SUPPLIED RECORDS:
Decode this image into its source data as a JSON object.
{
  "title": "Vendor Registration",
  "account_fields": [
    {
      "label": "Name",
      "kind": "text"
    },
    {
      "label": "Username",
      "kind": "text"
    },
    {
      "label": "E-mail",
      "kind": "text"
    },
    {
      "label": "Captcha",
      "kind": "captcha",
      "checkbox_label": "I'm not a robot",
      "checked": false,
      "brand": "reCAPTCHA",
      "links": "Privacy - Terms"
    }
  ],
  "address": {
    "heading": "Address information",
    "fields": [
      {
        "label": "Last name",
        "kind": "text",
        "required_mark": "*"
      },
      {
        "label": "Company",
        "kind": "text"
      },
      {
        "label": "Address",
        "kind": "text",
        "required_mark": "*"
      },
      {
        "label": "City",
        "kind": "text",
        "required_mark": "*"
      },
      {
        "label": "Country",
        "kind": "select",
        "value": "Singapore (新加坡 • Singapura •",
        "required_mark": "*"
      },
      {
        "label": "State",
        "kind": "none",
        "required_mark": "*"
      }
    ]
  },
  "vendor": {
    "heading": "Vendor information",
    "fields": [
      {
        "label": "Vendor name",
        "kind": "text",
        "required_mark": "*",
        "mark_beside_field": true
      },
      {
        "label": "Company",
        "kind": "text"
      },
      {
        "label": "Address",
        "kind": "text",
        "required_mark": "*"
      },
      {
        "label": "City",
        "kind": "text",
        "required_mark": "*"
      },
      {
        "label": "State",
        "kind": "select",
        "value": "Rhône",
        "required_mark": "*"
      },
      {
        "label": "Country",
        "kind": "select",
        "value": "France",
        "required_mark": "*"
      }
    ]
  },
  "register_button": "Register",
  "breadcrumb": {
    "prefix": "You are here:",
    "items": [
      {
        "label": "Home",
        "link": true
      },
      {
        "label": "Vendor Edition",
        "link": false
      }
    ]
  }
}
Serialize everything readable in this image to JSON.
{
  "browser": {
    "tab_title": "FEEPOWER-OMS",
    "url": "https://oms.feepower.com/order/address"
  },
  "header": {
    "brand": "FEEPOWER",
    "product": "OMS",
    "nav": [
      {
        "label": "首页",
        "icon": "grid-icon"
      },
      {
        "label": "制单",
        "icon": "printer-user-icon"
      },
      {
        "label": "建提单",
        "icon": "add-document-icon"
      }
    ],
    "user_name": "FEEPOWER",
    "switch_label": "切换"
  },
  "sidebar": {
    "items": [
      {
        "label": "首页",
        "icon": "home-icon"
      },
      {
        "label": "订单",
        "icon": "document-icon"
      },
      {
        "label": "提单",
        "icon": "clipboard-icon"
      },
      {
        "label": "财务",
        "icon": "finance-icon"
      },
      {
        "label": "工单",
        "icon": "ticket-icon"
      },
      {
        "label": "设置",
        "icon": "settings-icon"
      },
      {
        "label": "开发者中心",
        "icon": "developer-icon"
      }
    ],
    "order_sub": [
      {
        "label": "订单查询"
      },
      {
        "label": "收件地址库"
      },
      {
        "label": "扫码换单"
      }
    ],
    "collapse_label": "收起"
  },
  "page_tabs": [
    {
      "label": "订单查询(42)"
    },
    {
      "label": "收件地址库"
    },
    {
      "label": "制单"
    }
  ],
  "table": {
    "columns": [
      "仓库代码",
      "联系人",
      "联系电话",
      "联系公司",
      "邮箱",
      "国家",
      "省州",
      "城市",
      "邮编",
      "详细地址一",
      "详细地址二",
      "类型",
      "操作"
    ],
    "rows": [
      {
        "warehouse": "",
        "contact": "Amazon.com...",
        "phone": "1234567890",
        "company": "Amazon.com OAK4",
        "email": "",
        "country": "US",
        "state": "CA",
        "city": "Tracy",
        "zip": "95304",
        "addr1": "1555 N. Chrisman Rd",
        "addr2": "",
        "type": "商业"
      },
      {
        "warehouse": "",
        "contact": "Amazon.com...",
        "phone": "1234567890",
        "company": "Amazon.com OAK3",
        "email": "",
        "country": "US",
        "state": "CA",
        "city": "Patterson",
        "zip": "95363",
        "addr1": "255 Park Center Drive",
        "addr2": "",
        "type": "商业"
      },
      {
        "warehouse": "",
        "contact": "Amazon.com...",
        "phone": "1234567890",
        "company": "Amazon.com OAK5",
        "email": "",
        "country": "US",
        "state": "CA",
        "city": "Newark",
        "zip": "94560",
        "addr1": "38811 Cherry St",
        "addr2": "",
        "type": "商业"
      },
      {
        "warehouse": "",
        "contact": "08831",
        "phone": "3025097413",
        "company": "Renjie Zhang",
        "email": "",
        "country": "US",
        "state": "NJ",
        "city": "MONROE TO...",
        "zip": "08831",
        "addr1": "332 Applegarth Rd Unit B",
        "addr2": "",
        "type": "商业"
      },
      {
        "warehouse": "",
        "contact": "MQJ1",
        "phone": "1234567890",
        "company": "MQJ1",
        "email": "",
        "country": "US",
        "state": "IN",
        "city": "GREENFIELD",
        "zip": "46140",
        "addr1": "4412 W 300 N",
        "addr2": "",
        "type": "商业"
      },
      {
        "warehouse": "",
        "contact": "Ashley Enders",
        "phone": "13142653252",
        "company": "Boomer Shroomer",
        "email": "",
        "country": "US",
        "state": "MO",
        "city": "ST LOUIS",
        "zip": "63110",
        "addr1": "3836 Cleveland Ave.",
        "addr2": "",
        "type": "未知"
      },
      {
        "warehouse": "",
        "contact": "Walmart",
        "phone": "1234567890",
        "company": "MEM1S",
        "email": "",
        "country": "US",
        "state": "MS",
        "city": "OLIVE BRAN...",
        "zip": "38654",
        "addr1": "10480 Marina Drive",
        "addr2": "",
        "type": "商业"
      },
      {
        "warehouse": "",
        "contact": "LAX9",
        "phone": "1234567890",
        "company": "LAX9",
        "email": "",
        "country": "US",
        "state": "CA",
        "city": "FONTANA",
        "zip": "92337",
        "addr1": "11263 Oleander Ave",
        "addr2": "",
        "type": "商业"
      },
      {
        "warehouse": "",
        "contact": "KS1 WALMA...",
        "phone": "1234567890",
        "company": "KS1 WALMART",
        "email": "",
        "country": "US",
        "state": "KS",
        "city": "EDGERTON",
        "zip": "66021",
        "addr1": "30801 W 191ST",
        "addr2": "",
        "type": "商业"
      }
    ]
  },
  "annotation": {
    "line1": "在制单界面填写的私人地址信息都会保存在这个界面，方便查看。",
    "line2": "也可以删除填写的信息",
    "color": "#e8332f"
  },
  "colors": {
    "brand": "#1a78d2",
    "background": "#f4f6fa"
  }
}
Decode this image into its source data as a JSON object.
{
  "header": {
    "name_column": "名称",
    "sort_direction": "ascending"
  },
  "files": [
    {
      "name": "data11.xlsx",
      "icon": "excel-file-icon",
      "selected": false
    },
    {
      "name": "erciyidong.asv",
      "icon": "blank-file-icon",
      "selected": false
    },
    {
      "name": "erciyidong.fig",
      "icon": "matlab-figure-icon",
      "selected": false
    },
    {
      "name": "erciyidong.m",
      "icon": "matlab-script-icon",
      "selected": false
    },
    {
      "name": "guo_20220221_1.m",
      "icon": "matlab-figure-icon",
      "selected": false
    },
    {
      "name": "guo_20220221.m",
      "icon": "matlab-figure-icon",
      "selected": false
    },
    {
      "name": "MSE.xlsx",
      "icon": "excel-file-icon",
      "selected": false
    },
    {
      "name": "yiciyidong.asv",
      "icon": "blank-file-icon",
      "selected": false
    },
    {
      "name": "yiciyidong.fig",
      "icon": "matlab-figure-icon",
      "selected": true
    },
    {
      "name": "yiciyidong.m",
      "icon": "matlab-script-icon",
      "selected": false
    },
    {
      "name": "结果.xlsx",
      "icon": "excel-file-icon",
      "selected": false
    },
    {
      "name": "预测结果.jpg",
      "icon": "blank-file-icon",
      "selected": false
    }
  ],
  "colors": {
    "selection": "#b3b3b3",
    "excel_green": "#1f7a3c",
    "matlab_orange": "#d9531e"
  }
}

TASK OBJECTIVE:
For the listing above, give the number of lines in which the string "Drive" occurs, and nothing else.

SOLUTION TO THE PROBLEM:
2